--- start of Listing ---

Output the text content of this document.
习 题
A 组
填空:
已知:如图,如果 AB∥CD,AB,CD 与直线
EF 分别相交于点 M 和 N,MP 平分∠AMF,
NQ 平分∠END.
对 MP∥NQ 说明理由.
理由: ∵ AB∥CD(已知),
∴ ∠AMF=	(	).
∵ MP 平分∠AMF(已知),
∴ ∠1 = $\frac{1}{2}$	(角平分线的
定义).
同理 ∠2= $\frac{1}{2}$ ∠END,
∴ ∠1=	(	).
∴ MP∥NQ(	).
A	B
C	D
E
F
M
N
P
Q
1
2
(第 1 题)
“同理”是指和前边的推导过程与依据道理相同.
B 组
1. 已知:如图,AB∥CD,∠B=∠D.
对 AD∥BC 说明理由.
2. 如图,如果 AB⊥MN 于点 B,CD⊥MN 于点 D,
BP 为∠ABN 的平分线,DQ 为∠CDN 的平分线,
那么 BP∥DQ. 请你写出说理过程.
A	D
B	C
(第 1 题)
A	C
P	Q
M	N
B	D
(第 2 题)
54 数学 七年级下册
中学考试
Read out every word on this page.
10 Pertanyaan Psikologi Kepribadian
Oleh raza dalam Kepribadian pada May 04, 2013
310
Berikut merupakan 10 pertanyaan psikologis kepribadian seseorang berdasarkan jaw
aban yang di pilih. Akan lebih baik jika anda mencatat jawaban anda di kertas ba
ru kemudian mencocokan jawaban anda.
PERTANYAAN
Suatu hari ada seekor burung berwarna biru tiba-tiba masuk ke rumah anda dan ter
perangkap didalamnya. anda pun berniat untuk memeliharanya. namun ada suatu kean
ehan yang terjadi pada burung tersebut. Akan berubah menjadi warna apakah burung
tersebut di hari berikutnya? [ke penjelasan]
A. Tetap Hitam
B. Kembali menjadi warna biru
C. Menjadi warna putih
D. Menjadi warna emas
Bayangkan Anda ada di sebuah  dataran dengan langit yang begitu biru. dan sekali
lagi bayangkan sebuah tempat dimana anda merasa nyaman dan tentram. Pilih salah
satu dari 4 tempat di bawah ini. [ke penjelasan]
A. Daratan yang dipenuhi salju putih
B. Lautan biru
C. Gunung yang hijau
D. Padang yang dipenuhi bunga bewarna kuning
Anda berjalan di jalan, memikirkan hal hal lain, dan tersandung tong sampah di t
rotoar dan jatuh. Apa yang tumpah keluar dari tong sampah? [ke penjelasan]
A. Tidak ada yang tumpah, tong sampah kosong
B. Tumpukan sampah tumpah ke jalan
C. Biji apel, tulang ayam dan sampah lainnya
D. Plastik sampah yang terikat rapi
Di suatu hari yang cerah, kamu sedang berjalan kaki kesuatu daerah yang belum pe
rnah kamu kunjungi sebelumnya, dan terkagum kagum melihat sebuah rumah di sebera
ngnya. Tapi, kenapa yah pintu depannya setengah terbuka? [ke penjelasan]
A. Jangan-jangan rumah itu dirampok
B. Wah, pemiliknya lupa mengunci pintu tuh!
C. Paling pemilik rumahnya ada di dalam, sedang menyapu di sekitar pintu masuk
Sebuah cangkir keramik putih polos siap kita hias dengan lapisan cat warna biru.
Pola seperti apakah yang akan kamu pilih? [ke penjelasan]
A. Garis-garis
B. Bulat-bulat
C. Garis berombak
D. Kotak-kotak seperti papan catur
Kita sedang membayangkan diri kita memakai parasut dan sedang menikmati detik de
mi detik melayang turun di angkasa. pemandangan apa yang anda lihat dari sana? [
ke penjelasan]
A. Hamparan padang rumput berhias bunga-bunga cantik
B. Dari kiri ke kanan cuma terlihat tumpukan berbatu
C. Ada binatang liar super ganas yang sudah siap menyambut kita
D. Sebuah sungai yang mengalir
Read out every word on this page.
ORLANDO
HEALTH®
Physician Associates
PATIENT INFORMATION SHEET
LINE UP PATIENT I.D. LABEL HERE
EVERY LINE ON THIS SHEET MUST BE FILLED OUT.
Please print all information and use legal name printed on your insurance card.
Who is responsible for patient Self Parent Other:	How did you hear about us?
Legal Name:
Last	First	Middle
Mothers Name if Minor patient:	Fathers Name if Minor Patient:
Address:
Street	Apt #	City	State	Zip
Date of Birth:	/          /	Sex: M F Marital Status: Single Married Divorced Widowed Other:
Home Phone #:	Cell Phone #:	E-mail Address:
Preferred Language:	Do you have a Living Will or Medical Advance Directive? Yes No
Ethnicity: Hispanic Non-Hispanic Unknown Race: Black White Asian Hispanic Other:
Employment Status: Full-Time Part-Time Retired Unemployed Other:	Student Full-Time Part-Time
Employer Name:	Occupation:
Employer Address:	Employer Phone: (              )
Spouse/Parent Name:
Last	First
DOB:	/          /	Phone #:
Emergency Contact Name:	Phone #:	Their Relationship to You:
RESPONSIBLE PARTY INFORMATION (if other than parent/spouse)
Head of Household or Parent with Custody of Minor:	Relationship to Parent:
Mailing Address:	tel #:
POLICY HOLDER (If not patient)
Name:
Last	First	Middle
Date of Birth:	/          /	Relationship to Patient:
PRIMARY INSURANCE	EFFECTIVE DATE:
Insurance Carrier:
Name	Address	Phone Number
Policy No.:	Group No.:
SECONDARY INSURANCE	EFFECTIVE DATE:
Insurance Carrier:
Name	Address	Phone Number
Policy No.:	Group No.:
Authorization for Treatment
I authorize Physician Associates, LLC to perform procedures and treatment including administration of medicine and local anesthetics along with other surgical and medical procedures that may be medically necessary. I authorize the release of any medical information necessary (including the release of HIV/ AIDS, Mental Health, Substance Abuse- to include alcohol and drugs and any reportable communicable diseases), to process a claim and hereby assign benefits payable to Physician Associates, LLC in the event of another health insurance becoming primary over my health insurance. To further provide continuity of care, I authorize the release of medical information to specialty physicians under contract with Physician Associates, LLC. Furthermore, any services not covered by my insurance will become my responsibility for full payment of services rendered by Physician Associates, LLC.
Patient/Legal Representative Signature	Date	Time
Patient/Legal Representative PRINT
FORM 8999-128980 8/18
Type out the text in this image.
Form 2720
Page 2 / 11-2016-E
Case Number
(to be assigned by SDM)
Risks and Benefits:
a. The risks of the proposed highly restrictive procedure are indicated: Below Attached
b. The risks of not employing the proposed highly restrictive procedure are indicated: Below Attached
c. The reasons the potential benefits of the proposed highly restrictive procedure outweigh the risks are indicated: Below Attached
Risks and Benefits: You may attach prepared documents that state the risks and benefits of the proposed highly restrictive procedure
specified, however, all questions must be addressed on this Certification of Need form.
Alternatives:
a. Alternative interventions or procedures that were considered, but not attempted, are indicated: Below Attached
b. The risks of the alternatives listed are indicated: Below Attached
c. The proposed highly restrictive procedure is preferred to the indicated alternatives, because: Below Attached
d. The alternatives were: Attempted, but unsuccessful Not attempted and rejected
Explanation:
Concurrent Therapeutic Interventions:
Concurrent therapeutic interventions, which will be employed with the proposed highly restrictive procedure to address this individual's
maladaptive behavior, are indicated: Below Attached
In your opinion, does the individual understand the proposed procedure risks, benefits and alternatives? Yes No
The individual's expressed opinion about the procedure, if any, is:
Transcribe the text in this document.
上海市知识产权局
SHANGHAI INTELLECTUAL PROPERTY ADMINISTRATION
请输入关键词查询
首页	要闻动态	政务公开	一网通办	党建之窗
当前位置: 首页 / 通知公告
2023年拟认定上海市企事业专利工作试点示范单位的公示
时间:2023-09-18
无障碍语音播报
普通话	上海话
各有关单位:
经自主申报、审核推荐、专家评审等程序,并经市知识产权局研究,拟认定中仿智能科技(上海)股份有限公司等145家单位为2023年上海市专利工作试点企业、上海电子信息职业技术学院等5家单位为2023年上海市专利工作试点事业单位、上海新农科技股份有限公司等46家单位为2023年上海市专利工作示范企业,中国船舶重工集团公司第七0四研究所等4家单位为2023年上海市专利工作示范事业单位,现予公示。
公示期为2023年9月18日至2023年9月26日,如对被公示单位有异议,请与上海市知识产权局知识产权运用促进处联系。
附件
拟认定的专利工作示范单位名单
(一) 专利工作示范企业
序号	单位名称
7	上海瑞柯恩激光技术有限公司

--- end of Listing ---

--- Directions ---
Begin with the line that contains "Transcribe the text in this document." and end with the last line of the records; set down every line in that span exactly, and nothing else.

--- Task solution ---
Transcribe the text in this document.
上海市知识产权局
SHANGHAI INTELLECTUAL PROPERTY ADMINISTRATION
请输入关键词查询
首页	要闻动态	政务公开	一网通办	党建之窗
当前位置: 首页 / 通知公告
2023年拟认定上海市企事业专利工作试点示范单位的公示
时间:2023-09-18
无障碍语音播报
普通话	上海话
各有关单位:
经自主申报、审核推荐、专家评审等程序,并经市知识产权局研究,拟认定中仿智能科技(上海)股份有限公司等145家单位为2023年上海市专利工作试点企业、上海电子信息职业技术学院等5家单位为2023年上海市专利工作试点事业单位、上海新农科技股份有限公司等46家单位为2023年上海市专利工作示范企业,中国船舶重工集团公司第七0四研究所等4家单位为2023年上海市专利工作示范事业单位,现予公示。
公示期为2023年9月18日至2023年9月26日,如对被公示单位有异议,请与上海市知识产权局知识产权运用促进处联系。
附件
拟认定的专利工作示范单位名单
(一) 专利工作示范企业
序号	单位名称
7	上海瑞柯恩激光技术有限公司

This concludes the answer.